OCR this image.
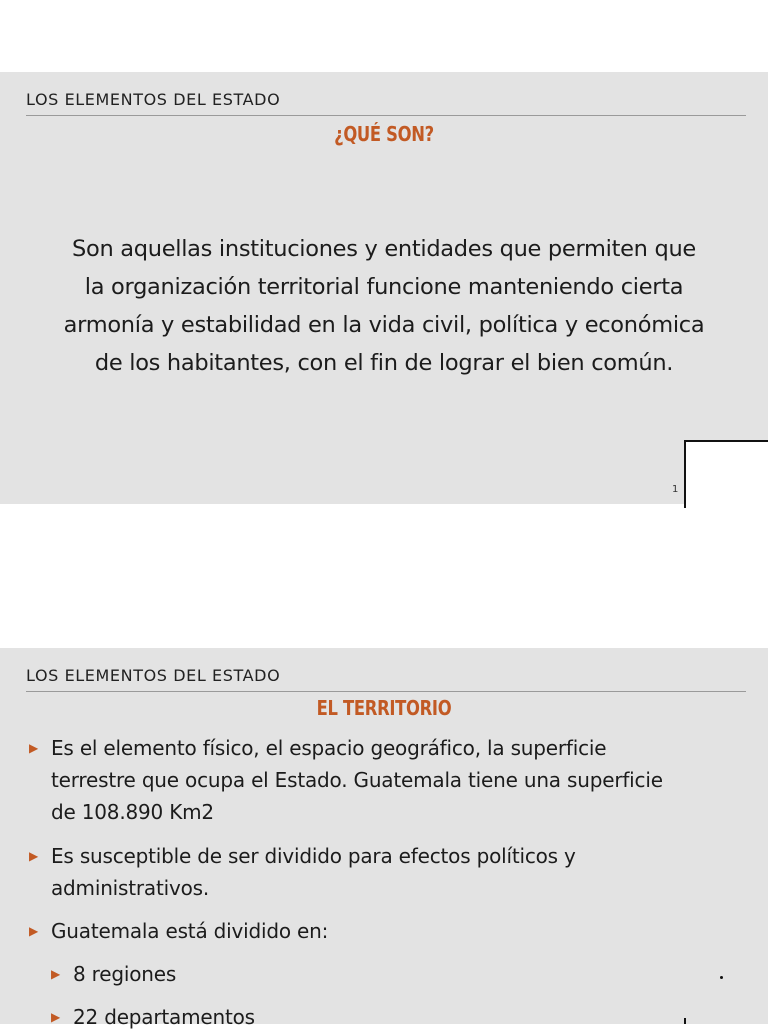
LOS ELEMENTOS DEL ESTADO
¿QUÉ SON?
Son aquellas instituciones y entidades que permiten que
la organización territorial funcione manteniendo cierta
armonía y estabilidad en la vida civil, política y económica
de los habitantes, con el fin de lograr el bien común.
1
LOS ELEMENTOS DEL ESTADO
EL TERRITORIO
▶ Es el elemento físico, el espacio geográfico, la superficie
terrestre que ocupa el Estado. Guatemala tiene una superficie
de 108.890 Km2
▶ Es susceptible de ser dividido para efectos políticos y
administrativos.
▶ Guatemala está dividido en:
▶ 8 regiones
▶ 22 departamentos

□ □ □ □ □

Task directions:
Without the pictures, repeat the listing above exactly.

Result:
OCR this image.
LOS ELEMENTOS DEL ESTADO
¿QUÉ SON?
Son aquellas instituciones y entidades que permiten que
la organización territorial funcione manteniendo cierta
armonía y estabilidad en la vida civil, política y económica
de los habitantes, con el fin de lograr el bien común.
1
LOS ELEMENTOS DEL ESTADO
EL TERRITORIO
▶ Es el elemento físico, el espacio geográfico, la superficie
terrestre que ocupa el Estado. Guatemala tiene una superficie
de 108.890 Km2
▶ Es susceptible de ser dividido para efectos políticos y
administrativos.
▶ Guatemala está dividido en:
▶ 8 regiones
▶ 22 departamentos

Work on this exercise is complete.